WRITTEN REQUEST –
Restate each of the lines below word for word and drop every picture.

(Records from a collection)
============================================================
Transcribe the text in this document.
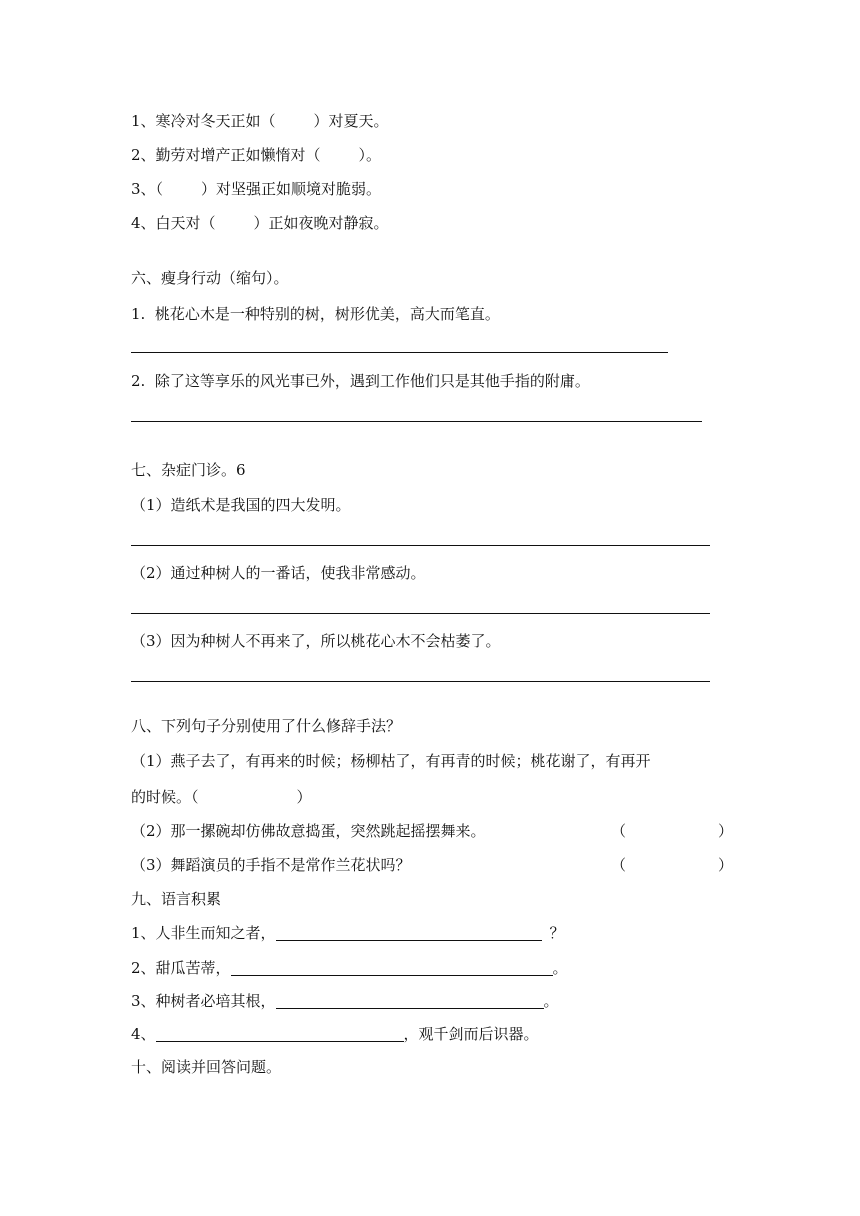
1、寒冷对冬天正如（	）对夏天。
2、勤劳对增产正如懒惰对（	）。
3、（	）对坚强正如顺境对脆弱。
4、白天对（	）正如夜晚对静寂。
六、瘦身行动（缩句）。
1.  桃花心木是一种特别的树，树形优美，高大而笔直。
2.  除了这等享乐的风光事已外，遇到工作他们只是其他手指的附庸。
七、杂症门诊。6
（1）造纸术是我国的四大发明。
（2）通过种树人的一番话，使我非常感动。
（3）因为种树人不再来了，所以桃花心木不会枯萎了。
八、下列句子分别使用了什么修辞手法？
（1）燕子去了，有再来的时候；杨柳枯了，有再青的时候；桃花谢了，有再开
的时候。（	）
（2）那一摞碗却仿佛故意捣蛋，突然跳起摇摆舞来。	（	）
（3）舞蹈演员的手指不是常作兰花状吗？	（	）
九、语言积累
1、人非生而知之者，	？
2、甜瓜苦蒂，	。
3、种树者必培其根，	。
4、	，观千剑而后识器。
十、阅读并回答问题。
============================================================
FINAL RESULT –
Transcribe the text in this document.
1、寒冷对冬天正如（	）对夏天。
2、勤劳对增产正如懒惰对（	）。
3、（	）对坚强正如顺境对脆弱。
4、白天对（	）正如夜晚对静寂。
六、瘦身行动（缩句）。
1.  桃花心木是一种特别的树，树形优美，高大而笔直。
2.  除了这等享乐的风光事已外，遇到工作他们只是其他手指的附庸。
七、杂症门诊。6
（1）造纸术是我国的四大发明。
（2）通过种树人的一番话，使我非常感动。
（3）因为种树人不再来了，所以桃花心木不会枯萎了。
八、下列句子分别使用了什么修辞手法？
（1）燕子去了，有再来的时候；杨柳枯了，有再青的时候；桃花谢了，有再开
的时候。（	）
（2）那一摞碗却仿佛故意捣蛋，突然跳起摇摆舞来。	（	）
（3）舞蹈演员的手指不是常作兰花状吗？	（	）
九、语言积累
1、人非生而知之者，	？
2、甜瓜苦蒂，	。
3、种树者必培其根，	。
4、	，观千剑而后识器。
十、阅读并回答问题。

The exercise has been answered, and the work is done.